**What is needed:**
Can you quote the records below in full, word for word?

**Record excerpts:**
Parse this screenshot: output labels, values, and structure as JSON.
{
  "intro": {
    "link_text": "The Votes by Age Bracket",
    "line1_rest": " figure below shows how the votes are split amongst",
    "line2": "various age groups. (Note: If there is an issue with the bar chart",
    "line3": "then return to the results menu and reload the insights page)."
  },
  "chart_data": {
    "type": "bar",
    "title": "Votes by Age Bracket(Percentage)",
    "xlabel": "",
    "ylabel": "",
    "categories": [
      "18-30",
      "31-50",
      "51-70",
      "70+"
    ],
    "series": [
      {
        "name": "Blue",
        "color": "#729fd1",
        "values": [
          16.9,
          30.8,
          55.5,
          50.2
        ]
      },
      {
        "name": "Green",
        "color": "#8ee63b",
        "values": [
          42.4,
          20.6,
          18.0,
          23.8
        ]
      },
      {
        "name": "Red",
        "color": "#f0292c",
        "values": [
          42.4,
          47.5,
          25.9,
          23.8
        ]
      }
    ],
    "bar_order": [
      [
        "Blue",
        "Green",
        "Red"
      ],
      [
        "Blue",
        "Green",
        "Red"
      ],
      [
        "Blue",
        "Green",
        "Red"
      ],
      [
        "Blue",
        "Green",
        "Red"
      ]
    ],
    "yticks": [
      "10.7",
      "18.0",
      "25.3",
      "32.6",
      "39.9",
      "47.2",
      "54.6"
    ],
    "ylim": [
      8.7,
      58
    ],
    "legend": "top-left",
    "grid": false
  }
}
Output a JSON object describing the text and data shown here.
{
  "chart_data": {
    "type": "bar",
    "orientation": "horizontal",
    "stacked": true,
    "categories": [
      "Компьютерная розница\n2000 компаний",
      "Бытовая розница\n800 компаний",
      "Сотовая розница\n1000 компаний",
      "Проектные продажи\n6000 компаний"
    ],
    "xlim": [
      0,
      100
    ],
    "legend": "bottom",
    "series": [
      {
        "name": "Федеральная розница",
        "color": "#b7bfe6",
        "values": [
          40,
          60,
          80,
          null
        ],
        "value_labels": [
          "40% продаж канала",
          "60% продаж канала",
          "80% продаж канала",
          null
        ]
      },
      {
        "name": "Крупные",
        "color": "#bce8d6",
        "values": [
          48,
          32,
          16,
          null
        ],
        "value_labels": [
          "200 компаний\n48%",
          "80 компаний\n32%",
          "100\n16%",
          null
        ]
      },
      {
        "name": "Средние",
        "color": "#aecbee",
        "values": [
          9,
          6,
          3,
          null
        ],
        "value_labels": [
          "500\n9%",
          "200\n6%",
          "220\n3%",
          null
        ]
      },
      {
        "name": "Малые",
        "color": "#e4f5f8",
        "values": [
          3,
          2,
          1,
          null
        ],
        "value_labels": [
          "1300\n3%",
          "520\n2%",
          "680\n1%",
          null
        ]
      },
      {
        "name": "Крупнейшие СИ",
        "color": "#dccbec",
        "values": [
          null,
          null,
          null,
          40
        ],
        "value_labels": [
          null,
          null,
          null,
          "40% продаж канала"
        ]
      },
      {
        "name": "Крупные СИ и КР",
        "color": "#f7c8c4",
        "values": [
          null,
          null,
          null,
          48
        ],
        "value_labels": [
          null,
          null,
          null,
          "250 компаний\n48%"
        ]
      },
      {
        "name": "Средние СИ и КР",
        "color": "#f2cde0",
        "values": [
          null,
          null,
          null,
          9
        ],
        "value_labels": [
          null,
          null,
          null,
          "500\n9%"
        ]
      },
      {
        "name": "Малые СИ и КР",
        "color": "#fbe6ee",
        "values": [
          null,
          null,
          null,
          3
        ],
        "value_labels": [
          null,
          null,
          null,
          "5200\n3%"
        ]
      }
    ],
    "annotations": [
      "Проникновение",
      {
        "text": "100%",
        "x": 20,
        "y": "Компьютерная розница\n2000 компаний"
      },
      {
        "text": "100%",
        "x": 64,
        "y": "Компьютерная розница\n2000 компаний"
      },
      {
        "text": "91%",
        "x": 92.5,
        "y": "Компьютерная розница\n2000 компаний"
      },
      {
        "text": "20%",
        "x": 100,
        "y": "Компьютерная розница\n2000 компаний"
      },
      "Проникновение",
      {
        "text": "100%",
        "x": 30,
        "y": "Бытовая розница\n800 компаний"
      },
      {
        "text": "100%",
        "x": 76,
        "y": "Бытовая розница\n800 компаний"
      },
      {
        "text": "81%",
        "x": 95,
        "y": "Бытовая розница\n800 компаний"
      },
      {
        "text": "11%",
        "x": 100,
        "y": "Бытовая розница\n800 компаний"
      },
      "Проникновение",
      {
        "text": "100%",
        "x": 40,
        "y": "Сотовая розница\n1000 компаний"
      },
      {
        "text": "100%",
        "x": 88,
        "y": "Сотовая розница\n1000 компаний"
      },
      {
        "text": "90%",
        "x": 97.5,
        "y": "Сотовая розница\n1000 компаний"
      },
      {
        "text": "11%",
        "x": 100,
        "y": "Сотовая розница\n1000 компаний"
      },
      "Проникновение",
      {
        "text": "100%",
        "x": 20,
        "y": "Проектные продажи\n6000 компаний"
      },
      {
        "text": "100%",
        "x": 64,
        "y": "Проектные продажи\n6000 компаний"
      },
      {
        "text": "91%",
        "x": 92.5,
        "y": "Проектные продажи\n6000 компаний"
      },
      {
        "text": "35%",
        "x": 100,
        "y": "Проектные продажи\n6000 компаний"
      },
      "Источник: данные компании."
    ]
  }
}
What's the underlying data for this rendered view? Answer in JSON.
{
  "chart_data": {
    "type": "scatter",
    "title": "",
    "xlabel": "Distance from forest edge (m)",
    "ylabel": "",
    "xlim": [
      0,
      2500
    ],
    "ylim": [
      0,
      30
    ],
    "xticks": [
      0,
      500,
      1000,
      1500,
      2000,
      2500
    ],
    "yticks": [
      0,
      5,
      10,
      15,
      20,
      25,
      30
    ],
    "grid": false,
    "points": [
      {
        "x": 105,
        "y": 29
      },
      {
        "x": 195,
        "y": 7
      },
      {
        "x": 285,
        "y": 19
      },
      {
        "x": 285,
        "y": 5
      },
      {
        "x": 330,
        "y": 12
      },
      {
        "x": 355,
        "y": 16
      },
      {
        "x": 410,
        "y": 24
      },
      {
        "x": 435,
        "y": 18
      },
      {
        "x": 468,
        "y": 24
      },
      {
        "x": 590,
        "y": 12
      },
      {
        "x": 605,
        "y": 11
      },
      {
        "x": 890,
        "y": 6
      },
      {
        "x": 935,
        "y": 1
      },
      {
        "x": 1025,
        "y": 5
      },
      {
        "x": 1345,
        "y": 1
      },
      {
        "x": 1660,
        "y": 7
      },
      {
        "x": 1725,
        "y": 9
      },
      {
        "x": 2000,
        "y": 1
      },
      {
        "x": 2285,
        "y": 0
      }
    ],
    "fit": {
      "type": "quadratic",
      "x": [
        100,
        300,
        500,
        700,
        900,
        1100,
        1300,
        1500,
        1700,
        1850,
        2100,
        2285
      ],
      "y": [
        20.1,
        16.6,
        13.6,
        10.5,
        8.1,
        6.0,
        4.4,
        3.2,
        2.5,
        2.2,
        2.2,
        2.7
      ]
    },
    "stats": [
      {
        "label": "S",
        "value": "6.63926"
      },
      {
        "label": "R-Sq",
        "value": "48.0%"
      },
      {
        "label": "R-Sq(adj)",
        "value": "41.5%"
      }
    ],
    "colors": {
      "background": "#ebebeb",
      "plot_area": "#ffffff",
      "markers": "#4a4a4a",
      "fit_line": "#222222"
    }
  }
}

**Exercise solution:**
Parse this screenshot: output labels, values, and structure as JSON.
{
  "intro": {
    "link_text": "The Votes by Age Bracket",
    "line1_rest": " figure below shows how the votes are split amongst",
    "line2": "various age groups. (Note: If there is an issue with the bar chart",
    "line3": "then return to the results menu and reload the insights page)."
  },
  "chart_data": {
    "type": "bar",
    "title": "Votes by Age Bracket(Percentage)",
    "xlabel": "",
    "ylabel": "",
    "categories": [
      "18-30",
      "31-50",
      "51-70",
      "70+"
    ],
    "series": [
      {
        "name": "Blue",
        "color": "#729fd1",
        "values": [
          16.9,
          30.8,
          55.5,
          50.2
        ]
      },
      {
        "name": "Green",
        "color": "#8ee63b",
        "values": [
          42.4,
          20.6,
          18.0,
          23.8
        ]
      },
      {
        "name": "Red",
        "color": "#f0292c",
        "values": [
          42.4,
          47.5,
          25.9,
          23.8
        ]
      }
    ],
    "bar_order": [
      [
        "Blue",
        "Green",
        "Red"
      ],
      [
        "Blue",
        "Green",
        "Red"
      ],
      [
        "Blue",
        "Green",
        "Red"
      ],
      [
        "Blue",
        "Green",
        "Red"
      ]
    ],
    "yticks": [
      "10.7",
      "18.0",
      "25.3",
      "32.6",
      "39.9",
      "47.2",
      "54.6"
    ],
    "ylim": [
      8.7,
      58
    ],
    "legend": "top-left",
    "grid": false
  }
}
Output a JSON object describing the text and data shown here.
{
  "chart_data": {
    "type": "bar",
    "orientation": "horizontal",
    "stacked": true,
    "categories": [
      "Компьютерная розница\n2000 компаний",
      "Бытовая розница\n800 компаний",
      "Сотовая розница\n1000 компаний",
      "Проектные продажи\n6000 компаний"
    ],
    "xlim": [
      0,
      100
    ],
    "legend": "bottom",
    "series": [
      {
        "name": "Федеральная розница",
        "color": "#b7bfe6",
        "values": [
          40,
          60,
          80,
          null
        ],
        "value_labels": [
          "40% продаж канала",
          "60% продаж канала",
          "80% продаж канала",
          null
        ]
      },
      {
        "name": "Крупные",
        "color": "#bce8d6",
        "values": [
          48,
          32,
          16,
          null
        ],
        "value_labels": [
          "200 компаний\n48%",
          "80 компаний\n32%",
          "100\n16%",
          null
        ]
      },
      {
        "name": "Средние",
        "color": "#aecbee",
        "values": [
          9,
          6,
          3,
          null
        ],
        "value_labels": [
          "500\n9%",
          "200\n6%",
          "220\n3%",
          null
        ]
      },
      {
        "name": "Малые",
        "color": "#e4f5f8",
        "values": [
          3,
          2,
          1,
          null
        ],
        "value_labels": [
          "1300\n3%",
          "520\n2%",
          "680\n1%",
          null
        ]
      },
      {
        "name": "Крупнейшие СИ",
        "color": "#dccbec",
        "values": [
          null,
          null,
          null,
          40
        ],
        "value_labels": [
          null,
          null,
          null,
          "40% продаж канала"
        ]
      },
      {
        "name": "Крупные СИ и КР",
        "color": "#f7c8c4",
        "values": [
          null,
          null,
          null,
          48
        ],
        "value_labels": [
          null,
          null,
          null,
          "250 компаний\n48%"
        ]
      },
      {
        "name": "Средние СИ и КР",
        "color": "#f2cde0",
        "values": [
          null,
          null,
          null,
          9
        ],
        "value_labels": [
          null,
          null,
          null,
          "500\n9%"
        ]
      },
      {
        "name": "Малые СИ и КР",
        "color": "#fbe6ee",
        "values": [
          null,
          null,
          null,
          3
        ],
        "value_labels": [
          null,
          null,
          null,
          "5200\n3%"
        ]
      }
    ],
    "annotations": [
      "Проникновение",
      {
        "text": "100%",
        "x": 20,
        "y": "Компьютерная розница\n2000 компаний"
      },
      {
        "text": "100%",
        "x": 64,
        "y": "Компьютерная розница\n2000 компаний"
      },
      {
        "text": "91%",
        "x": 92.5,
        "y": "Компьютерная розница\n2000 компаний"
      },
      {
        "text": "20%",
        "x": 100,
        "y": "Компьютерная розница\n2000 компаний"
      },
      "Проникновение",
      {
        "text": "100%",
        "x": 30,
        "y": "Бытовая розница\n800 компаний"
      },
      {
        "text": "100%",
        "x": 76,
        "y": "Бытовая розница\n800 компаний"
      },
      {
        "text": "81%",
        "x": 95,
        "y": "Бытовая розница\n800 компаний"
      },
      {
        "text": "11%",
        "x": 100,
        "y": "Бытовая розница\n800 компаний"
      },
      "Проникновение",
      {
        "text": "100%",
        "x": 40,
        "y": "Сотовая розница\n1000 компаний"
      },
      {
        "text": "100%",
        "x": 88,
        "y": "Сотовая розница\n1000 компаний"
      },
      {
        "text": "90%",
        "x": 97.5,
        "y": "Сотовая розница\n1000 компаний"
      },
      {
        "text": "11%",
        "x": 100,
        "y": "Сотовая розница\n1000 компаний"
      },
      "Проникновение",
      {
        "text": "100%",
        "x": 20,
        "y": "Проектные продажи\n6000 компаний"
      },
      {
        "text": "100%",
        "x": 64,
        "y": "Проектные продажи\n6000 компаний"
      },
      {
        "text": "91%",
        "x": 92.5,
        "y": "Проектные продажи\n6000 компаний"
      },
      {
        "text": "35%",
        "x": 100,
        "y": "Проектные продажи\n6000 компаний"
      },
      "Источник: данные компании."
    ]
  }
}
What's the underlying data for this rendered view? Answer in JSON.
{
  "chart_data": {
    "type": "scatter",
    "title": "",
    "xlabel": "Distance from forest edge (m)",
    "ylabel": "",
    "xlim": [
      0,
      2500
    ],
    "ylim": [
      0,
      30
    ],
    "xticks": [
      0,
      500,
      1000,
      1500,
      2000,
      2500
    ],
    "yticks": [
      0,
      5,
      10,
      15,
      20,
      25,
      30
    ],
    "grid": false,
    "points": [
      {
        "x": 105,
        "y": 29
      },
      {
        "x": 195,
        "y": 7
      },
      {
        "x": 285,
        "y": 19
      },
      {
        "x": 285,
        "y": 5
      },
      {
        "x": 330,
        "y": 12
      },
      {
        "x": 355,
        "y": 16
      },
      {
        "x": 410,
        "y": 24
      },
      {
        "x": 435,
        "y": 18
      },
      {
        "x": 468,
        "y": 24
      },
      {
        "x": 590,
        "y": 12
      },
      {
        "x": 605,
        "y": 11
      },
      {
        "x": 890,
        "y": 6
      },
      {
        "x": 935,
        "y": 1
      },
      {
        "x": 1025,
        "y": 5
      },
      {
        "x": 1345,
        "y": 1
      },
      {
        "x": 1660,
        "y": 7
      },
      {
        "x": 1725,
        "y": 9
      },
      {
        "x": 2000,
        "y": 1
      },
      {
        "x": 2285,
        "y": 0
      }
    ],
    "fit": {
      "type": "quadratic",
      "x": [
        100,
        300,
        500,
        700,
        900,
        1100,
        1300,
        1500,
        1700,
        1850,
        2100,
        2285
      ],
      "y": [
        20.1,
        16.6,
        13.6,
        10.5,
        8.1,
        6.0,
        4.4,
        3.2,
        2.5,
        2.2,
        2.2,
        2.7
      ]
    },
    "stats": [
      {
        "label": "S",
        "value": "6.63926"
      },
      {
        "label": "R-Sq",
        "value": "48.0%"
      },
      {
        "label": "R-Sq(adj)",
        "value": "41.5%"
      }
    ],
    "colors": {
      "background": "#ebebeb",
      "plot_area": "#ffffff",
      "markers": "#4a4a4a",
      "fit_line": "#222222"
    }
  }
}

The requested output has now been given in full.